» Required work: Count how many lines hold the string "SHOW". Answer with that number and nothing more.
======
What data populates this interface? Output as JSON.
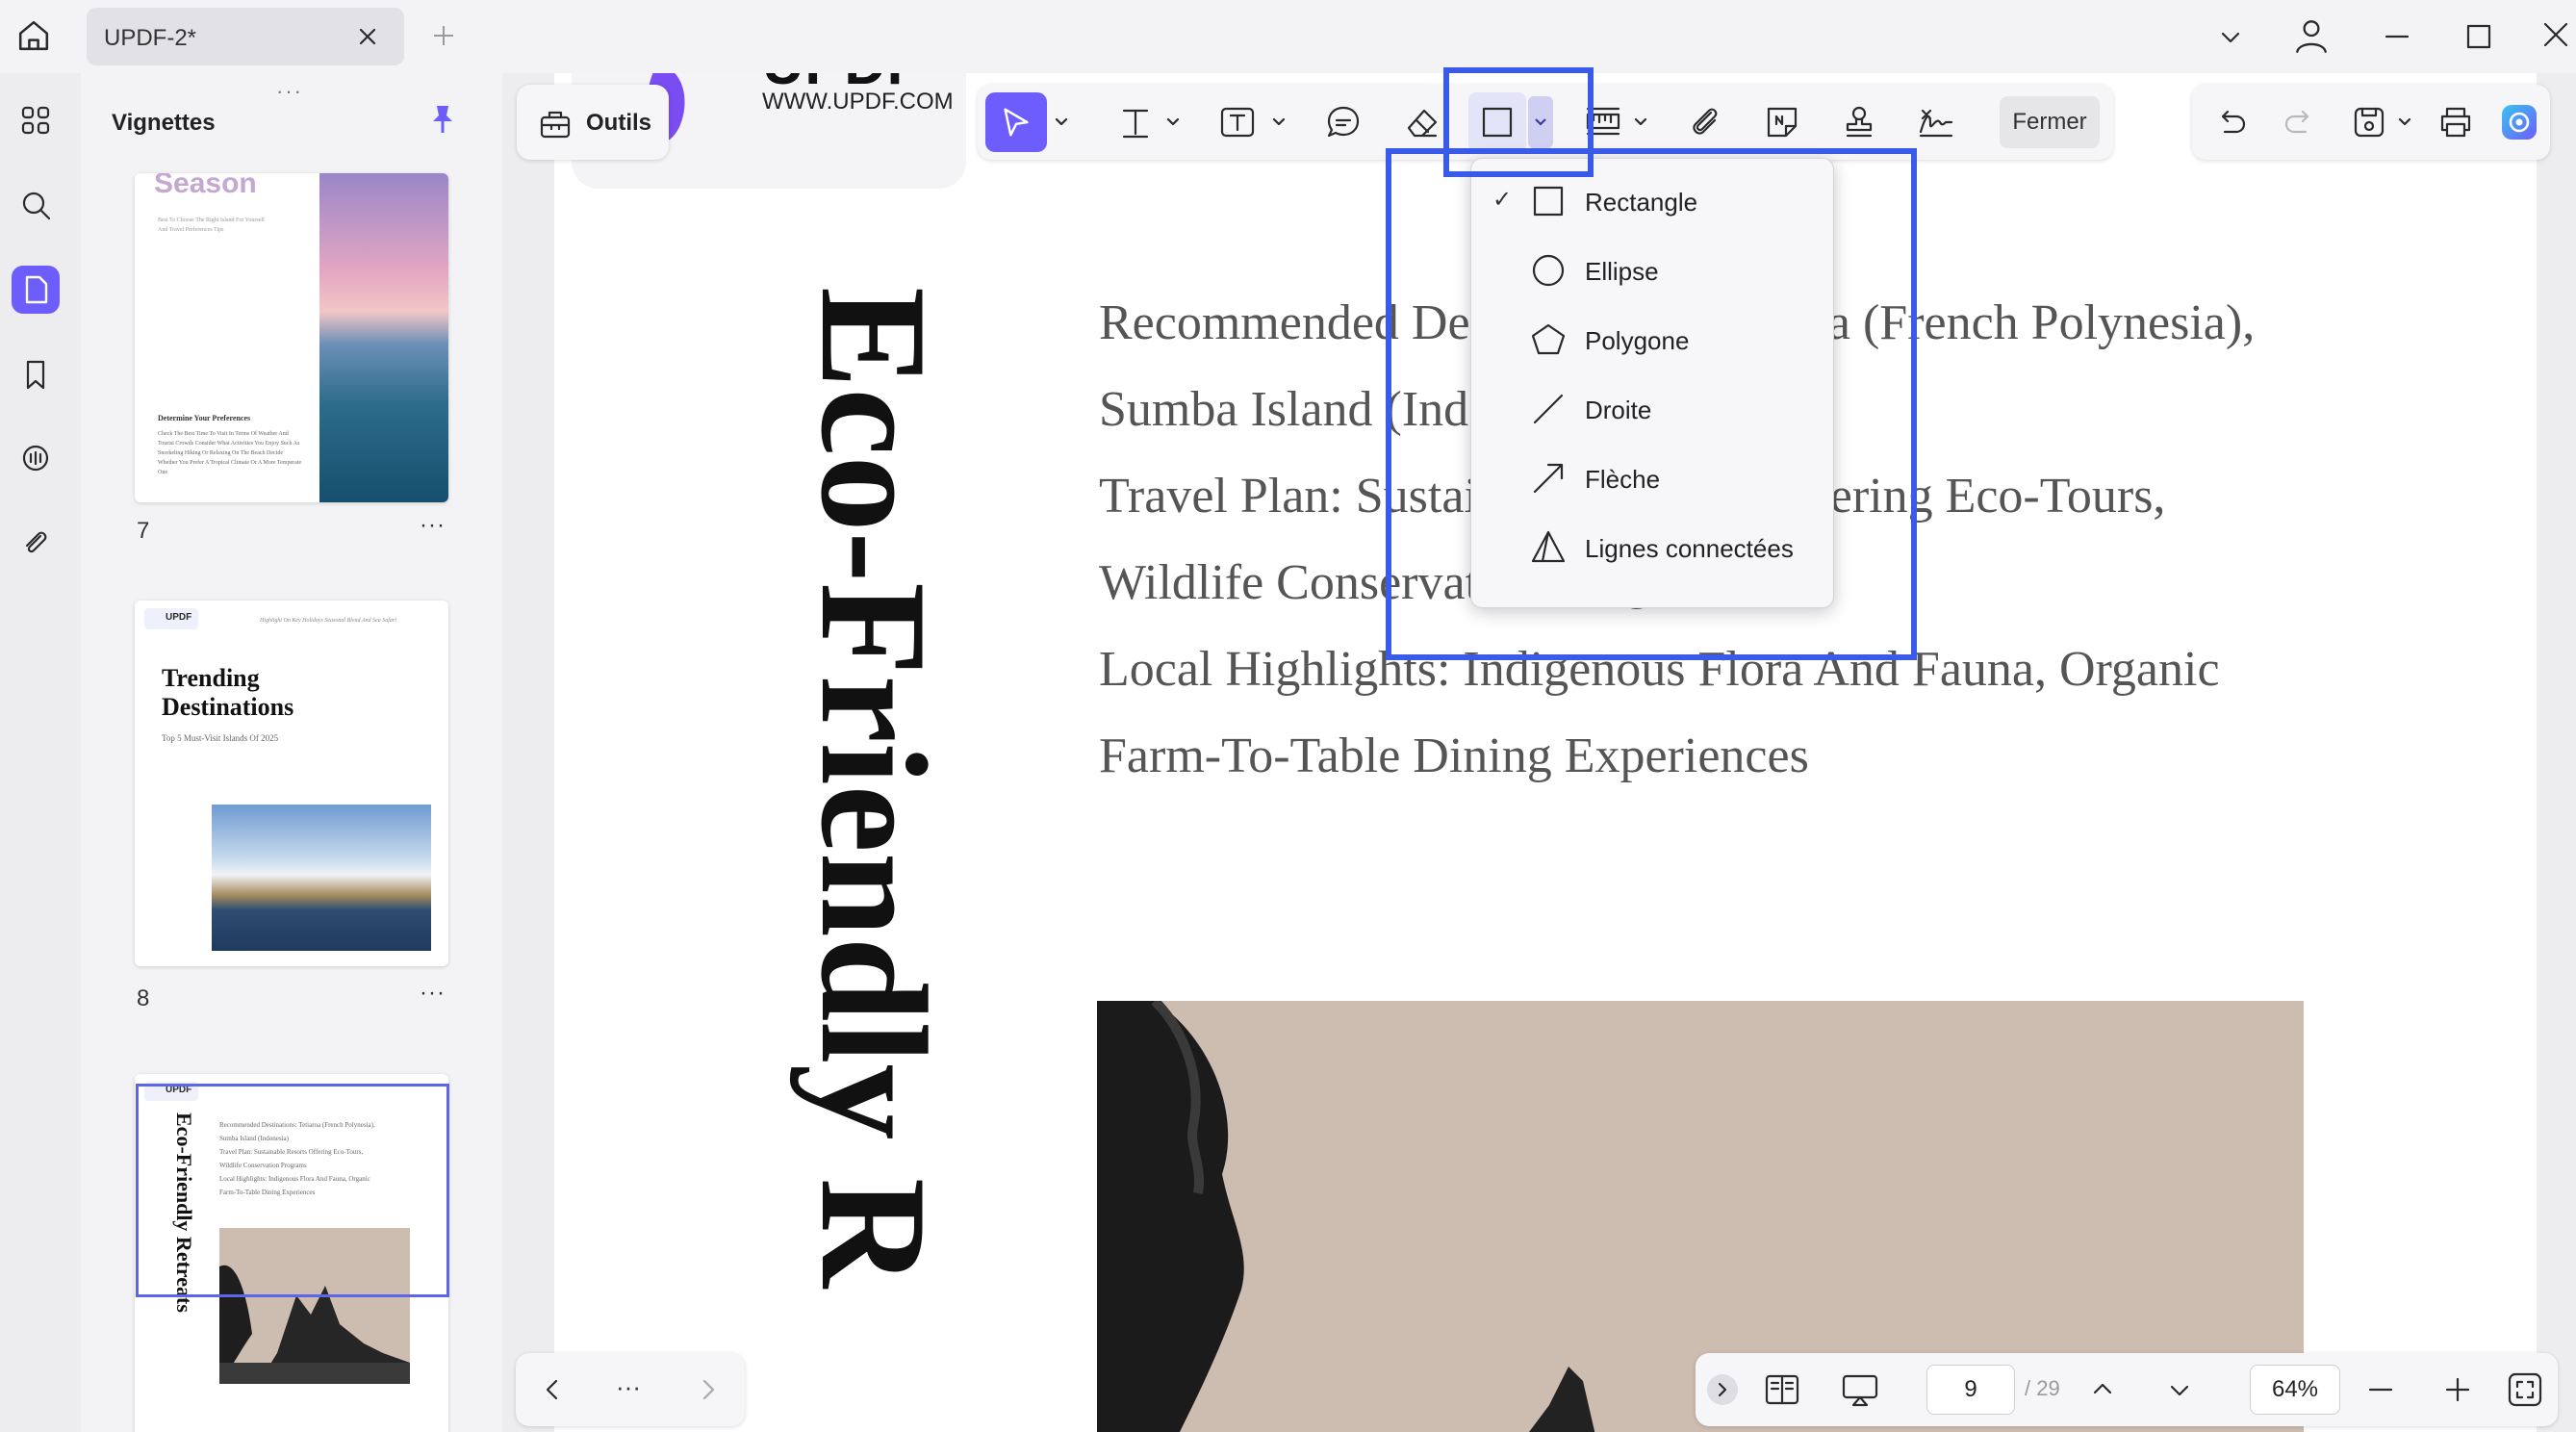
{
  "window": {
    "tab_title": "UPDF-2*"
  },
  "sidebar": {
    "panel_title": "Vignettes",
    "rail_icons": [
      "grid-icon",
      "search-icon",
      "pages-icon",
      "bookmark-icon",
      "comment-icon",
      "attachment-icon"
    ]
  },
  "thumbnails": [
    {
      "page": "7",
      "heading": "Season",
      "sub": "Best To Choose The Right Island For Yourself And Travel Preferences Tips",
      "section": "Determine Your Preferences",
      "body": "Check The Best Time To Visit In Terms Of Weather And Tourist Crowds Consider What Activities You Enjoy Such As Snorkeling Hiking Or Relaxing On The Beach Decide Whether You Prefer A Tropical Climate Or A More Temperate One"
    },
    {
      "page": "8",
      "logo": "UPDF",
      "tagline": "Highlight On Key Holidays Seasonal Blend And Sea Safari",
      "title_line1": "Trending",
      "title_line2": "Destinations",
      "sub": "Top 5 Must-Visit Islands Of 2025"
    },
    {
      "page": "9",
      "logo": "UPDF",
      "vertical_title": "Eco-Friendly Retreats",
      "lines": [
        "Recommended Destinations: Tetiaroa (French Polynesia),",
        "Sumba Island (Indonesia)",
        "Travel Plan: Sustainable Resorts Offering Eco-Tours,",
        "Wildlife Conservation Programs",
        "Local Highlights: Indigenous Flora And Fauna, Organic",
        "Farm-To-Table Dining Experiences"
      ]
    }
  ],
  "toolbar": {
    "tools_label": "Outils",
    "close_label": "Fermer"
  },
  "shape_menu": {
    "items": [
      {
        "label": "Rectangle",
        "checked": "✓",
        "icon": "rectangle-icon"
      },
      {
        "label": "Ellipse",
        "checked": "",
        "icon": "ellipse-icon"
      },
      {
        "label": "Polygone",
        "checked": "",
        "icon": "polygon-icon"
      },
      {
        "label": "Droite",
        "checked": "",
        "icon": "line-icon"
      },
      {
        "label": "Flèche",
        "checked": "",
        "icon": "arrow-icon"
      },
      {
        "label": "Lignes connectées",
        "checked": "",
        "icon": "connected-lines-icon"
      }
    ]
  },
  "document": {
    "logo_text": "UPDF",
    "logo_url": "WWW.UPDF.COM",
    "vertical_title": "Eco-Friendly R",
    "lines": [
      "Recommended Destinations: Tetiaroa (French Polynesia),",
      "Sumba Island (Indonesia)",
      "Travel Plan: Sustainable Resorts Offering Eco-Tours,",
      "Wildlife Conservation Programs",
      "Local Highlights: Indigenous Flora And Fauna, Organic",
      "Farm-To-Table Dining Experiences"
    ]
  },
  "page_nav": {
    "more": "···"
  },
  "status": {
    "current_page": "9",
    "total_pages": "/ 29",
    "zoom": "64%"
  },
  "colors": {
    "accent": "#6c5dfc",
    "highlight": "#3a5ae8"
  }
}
======
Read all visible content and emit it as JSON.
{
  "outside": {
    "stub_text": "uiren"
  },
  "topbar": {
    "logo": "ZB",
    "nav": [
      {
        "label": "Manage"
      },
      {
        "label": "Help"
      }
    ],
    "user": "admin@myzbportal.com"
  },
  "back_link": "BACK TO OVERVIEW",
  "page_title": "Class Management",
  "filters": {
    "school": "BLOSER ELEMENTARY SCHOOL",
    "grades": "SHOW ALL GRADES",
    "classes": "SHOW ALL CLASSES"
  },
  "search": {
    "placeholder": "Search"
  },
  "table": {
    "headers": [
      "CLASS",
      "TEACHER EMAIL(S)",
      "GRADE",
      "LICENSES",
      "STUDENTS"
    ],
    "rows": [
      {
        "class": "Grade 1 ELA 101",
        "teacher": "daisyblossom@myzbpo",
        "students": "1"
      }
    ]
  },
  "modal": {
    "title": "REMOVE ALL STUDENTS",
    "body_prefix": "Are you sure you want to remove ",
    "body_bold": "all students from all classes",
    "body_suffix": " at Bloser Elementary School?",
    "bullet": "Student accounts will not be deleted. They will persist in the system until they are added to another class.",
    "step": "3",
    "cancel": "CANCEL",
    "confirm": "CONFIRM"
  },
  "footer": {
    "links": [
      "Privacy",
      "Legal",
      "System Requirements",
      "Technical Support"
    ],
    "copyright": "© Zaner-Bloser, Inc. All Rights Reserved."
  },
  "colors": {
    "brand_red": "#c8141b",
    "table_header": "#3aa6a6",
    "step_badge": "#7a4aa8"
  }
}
======
» The completed task: 2